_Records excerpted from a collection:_
__________________________________________________

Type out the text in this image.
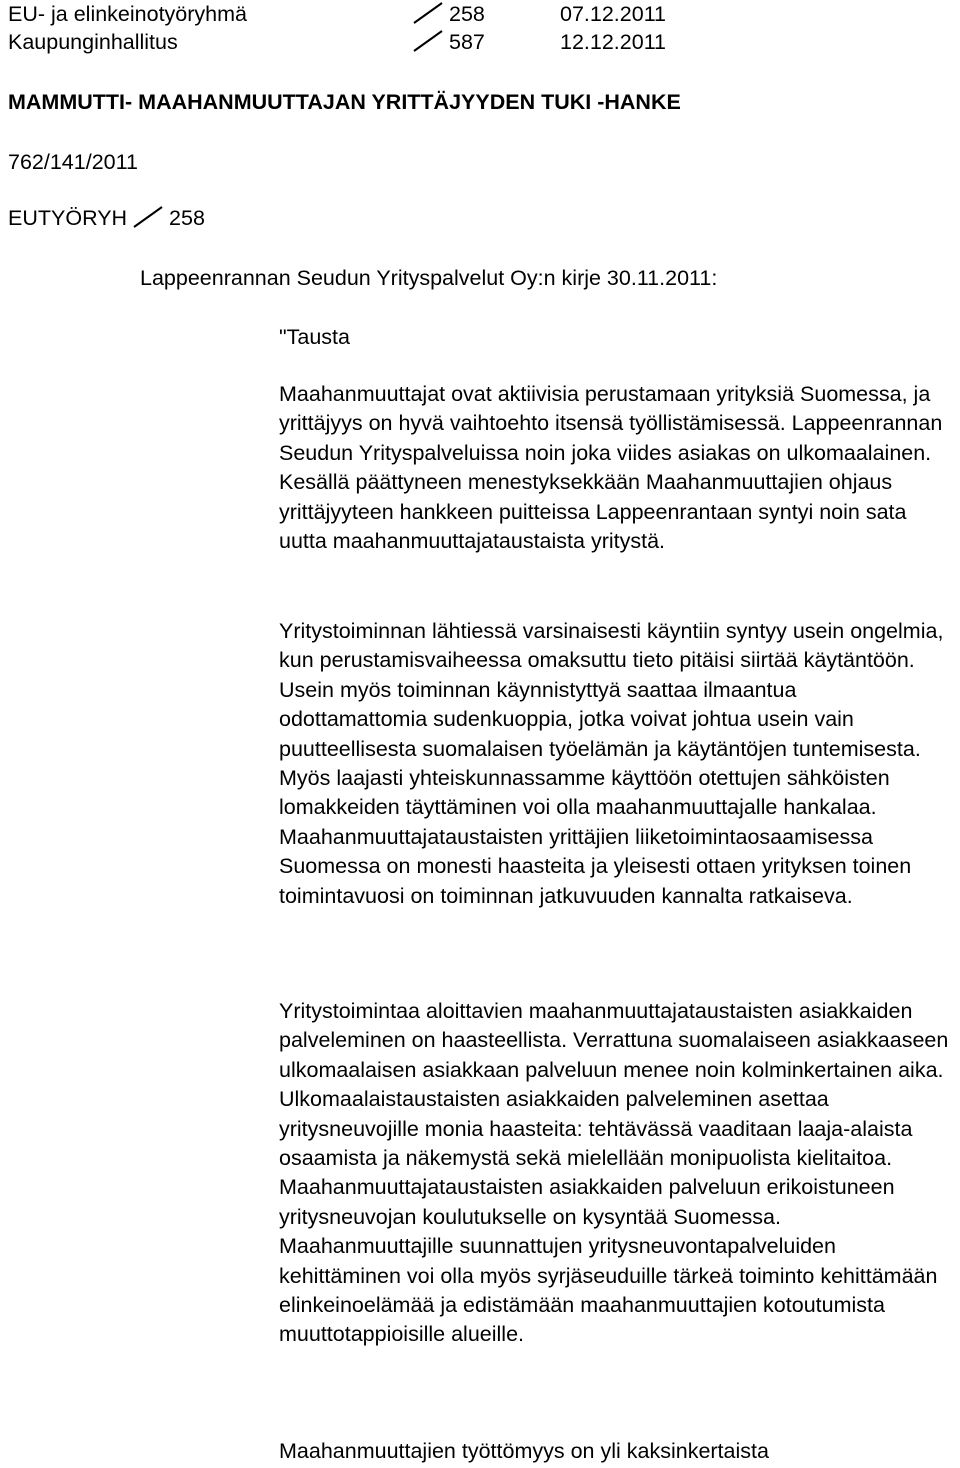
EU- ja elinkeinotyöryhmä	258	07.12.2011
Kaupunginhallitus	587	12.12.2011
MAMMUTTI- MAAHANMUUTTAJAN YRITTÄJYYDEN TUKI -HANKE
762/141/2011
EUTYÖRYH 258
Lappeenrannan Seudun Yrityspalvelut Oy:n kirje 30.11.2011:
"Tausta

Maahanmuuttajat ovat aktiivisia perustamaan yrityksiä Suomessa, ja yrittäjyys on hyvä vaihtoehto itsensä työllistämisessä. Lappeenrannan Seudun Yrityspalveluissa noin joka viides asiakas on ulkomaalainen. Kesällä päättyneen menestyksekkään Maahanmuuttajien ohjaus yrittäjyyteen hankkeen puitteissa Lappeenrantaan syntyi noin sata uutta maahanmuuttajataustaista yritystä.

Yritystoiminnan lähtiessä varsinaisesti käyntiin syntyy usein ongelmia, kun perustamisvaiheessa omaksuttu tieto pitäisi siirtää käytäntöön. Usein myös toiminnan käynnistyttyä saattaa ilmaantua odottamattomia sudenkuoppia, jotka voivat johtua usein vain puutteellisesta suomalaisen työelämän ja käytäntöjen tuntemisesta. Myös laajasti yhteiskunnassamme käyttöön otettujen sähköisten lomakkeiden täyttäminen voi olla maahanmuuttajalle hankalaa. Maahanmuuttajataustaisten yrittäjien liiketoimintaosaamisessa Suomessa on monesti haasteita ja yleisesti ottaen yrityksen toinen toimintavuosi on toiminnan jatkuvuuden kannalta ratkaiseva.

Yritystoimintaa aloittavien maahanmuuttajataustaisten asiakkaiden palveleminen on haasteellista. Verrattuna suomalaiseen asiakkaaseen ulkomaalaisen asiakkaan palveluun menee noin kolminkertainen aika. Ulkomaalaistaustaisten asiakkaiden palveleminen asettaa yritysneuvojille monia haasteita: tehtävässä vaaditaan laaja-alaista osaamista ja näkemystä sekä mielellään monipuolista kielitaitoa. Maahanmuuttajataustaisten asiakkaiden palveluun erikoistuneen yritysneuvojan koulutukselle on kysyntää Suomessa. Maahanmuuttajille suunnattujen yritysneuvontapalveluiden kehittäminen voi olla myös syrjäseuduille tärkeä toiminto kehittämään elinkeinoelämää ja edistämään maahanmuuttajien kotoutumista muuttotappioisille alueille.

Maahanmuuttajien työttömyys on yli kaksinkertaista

__________________________________________________

_What is asked:_ Repeat everything in the records precisely. Images are excluded from the copy.

_Exercise answer:_
Type out the text in this image.
EU- ja elinkeinotyöryhmä	258	07.12.2011
Kaupunginhallitus	587	12.12.2011
MAMMUTTI- MAAHANMUUTTAJAN YRITTÄJYYDEN TUKI -HANKE
762/141/2011
EUTYÖRYH 258
Lappeenrannan Seudun Yrityspalvelut Oy:n kirje 30.11.2011:
"Tausta

Maahanmuuttajat ovat aktiivisia perustamaan yrityksiä Suomessa, ja yrittäjyys on hyvä vaihtoehto itsensä työllistämisessä. Lappeenrannan Seudun Yrityspalveluissa noin joka viides asiakas on ulkomaalainen. Kesällä päättyneen menestyksekkään Maahanmuuttajien ohjaus yrittäjyyteen hankkeen puitteissa Lappeenrantaan syntyi noin sata uutta maahanmuuttajataustaista yritystä.

Yritystoiminnan lähtiessä varsinaisesti käyntiin syntyy usein ongelmia, kun perustamisvaiheessa omaksuttu tieto pitäisi siirtää käytäntöön. Usein myös toiminnan käynnistyttyä saattaa ilmaantua odottamattomia sudenkuoppia, jotka voivat johtua usein vain puutteellisesta suomalaisen työelämän ja käytäntöjen tuntemisesta. Myös laajasti yhteiskunnassamme käyttöön otettujen sähköisten lomakkeiden täyttäminen voi olla maahanmuuttajalle hankalaa. Maahanmuuttajataustaisten yrittäjien liiketoimintaosaamisessa Suomessa on monesti haasteita ja yleisesti ottaen yrityksen toinen toimintavuosi on toiminnan jatkuvuuden kannalta ratkaiseva.

Yritystoimintaa aloittavien maahanmuuttajataustaisten asiakkaiden palveleminen on haasteellista. Verrattuna suomalaiseen asiakkaaseen ulkomaalaisen asiakkaan palveluun menee noin kolminkertainen aika. Ulkomaalaistaustaisten asiakkaiden palveleminen asettaa yritysneuvojille monia haasteita: tehtävässä vaaditaan laaja-alaista osaamista ja näkemystä sekä mielellään monipuolista kielitaitoa. Maahanmuuttajataustaisten asiakkaiden palveluun erikoistuneen yritysneuvojan koulutukselle on kysyntää Suomessa. Maahanmuuttajille suunnattujen yritysneuvontapalveluiden kehittäminen voi olla myös syrjäseuduille tärkeä toiminto kehittämään elinkeinoelämää ja edistämään maahanmuuttajien kotoutumista muuttotappioisille alueille.

Maahanmuuttajien työttömyys on yli kaksinkertaista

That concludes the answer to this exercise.